> [Set task] Report every line in the listing that contains the string "元的部分".
——————
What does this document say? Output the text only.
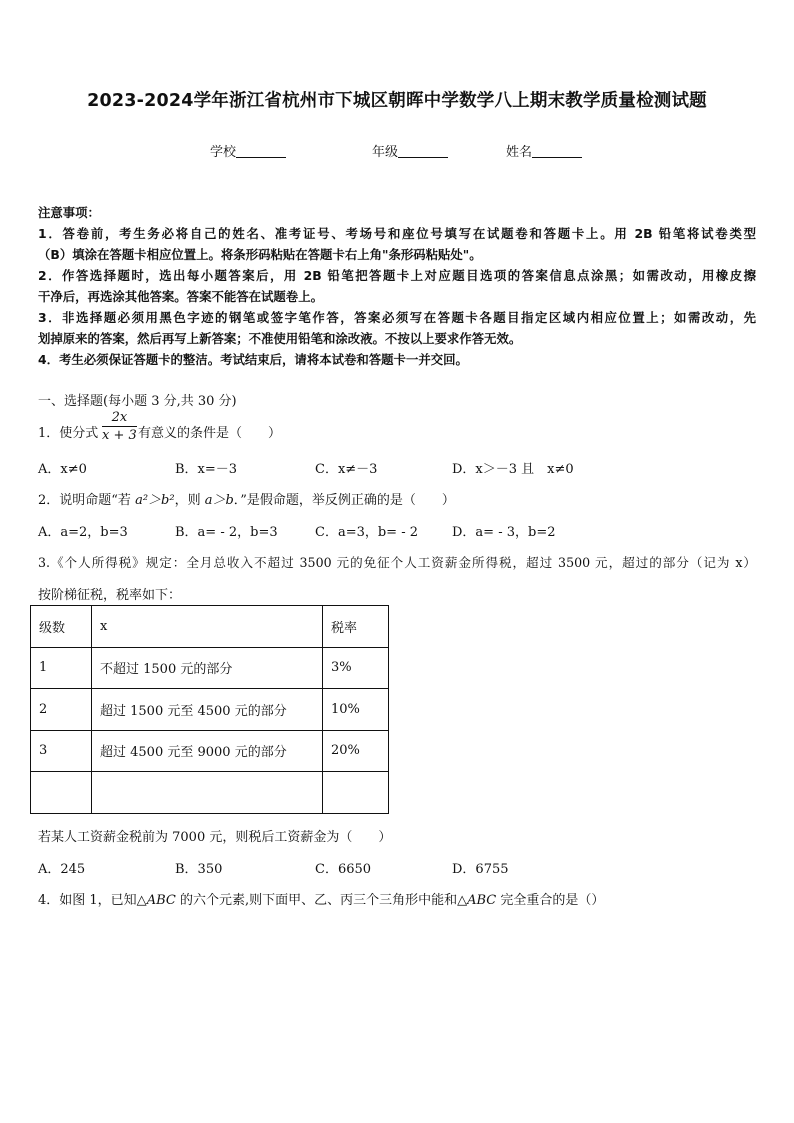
2023-2024学年浙江省杭州市下城区朝晖中学数学八上期末教学质量检测试题
学校	年级	姓名
注意事项：
1．答卷前，考生务必将自己的姓名、准考证号、考场号和座位号填写在试题卷和答题卡上。用 2B 铅笔将试卷类型
（B）填涂在答题卡相应位置上。将条形码粘贴在答题卡右上角"条形码粘贴处"。
2．作答选择题时，选出每小题答案后，用 2B 铅笔把答题卡上对应题目选项的答案信息点涂黑；如需改动，用橡皮擦
干净后，再选涂其他答案。答案不能答在试题卷上。
3．非选择题必须用黑色字迹的钢笔或签字笔作答，答案必须写在答题卡各题目指定区域内相应位置上；如需改动，先
划掉原来的答案，然后再写上新答案；不准使用铅笔和涂改液。不按以上要求作答无效。
4．考生必须保证答题卡的整洁。考试结束后，请将本试卷和答题卡一并交回。
一、选择题(每小题 3 分,共 30 分)
1．使分式 $\frac{2x}{x + 3}$ 有意义的条件是（　　）
A．x≠0	B．x=－3	C．x≠－3	D．x＞－3 且　x≠0
2．说明命题“若 a²＞b²，则 a＞b．”是假命题，举反例正确的是（　　）
A．a=2，b=3	B．a= - 2，b=3	C．a=3，b= - 2	D．a= - 3，b=2
3.《个人所得税》规定：全月总收入不超过 3500 元的免征个人工资薪金所得税，超过 3500 元，超过的部分（记为 x）
按阶梯征税，税率如下：
级数	x	税率
1	不超过 1500 元的部分	3%
2	超过 1500 元至 4500 元的部分	10%
3	超过 4500 元至 9000 元的部分	20%

若某人工资薪金税前为 7000 元，则税后工资薪金为（　　）
A．245	B．350	C．6650	D．6755
4．如图 1，已知△ABC 的六个元素,则下面甲、乙、丙三个三角形中能和△ABC 完全重合的是（）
——————
> [Written answer]
1	不超过 1500 元的部分	3%
2	超过 1500 元至 4500 元的部分	10%
3	超过 4500 元至 9000 元的部分	20%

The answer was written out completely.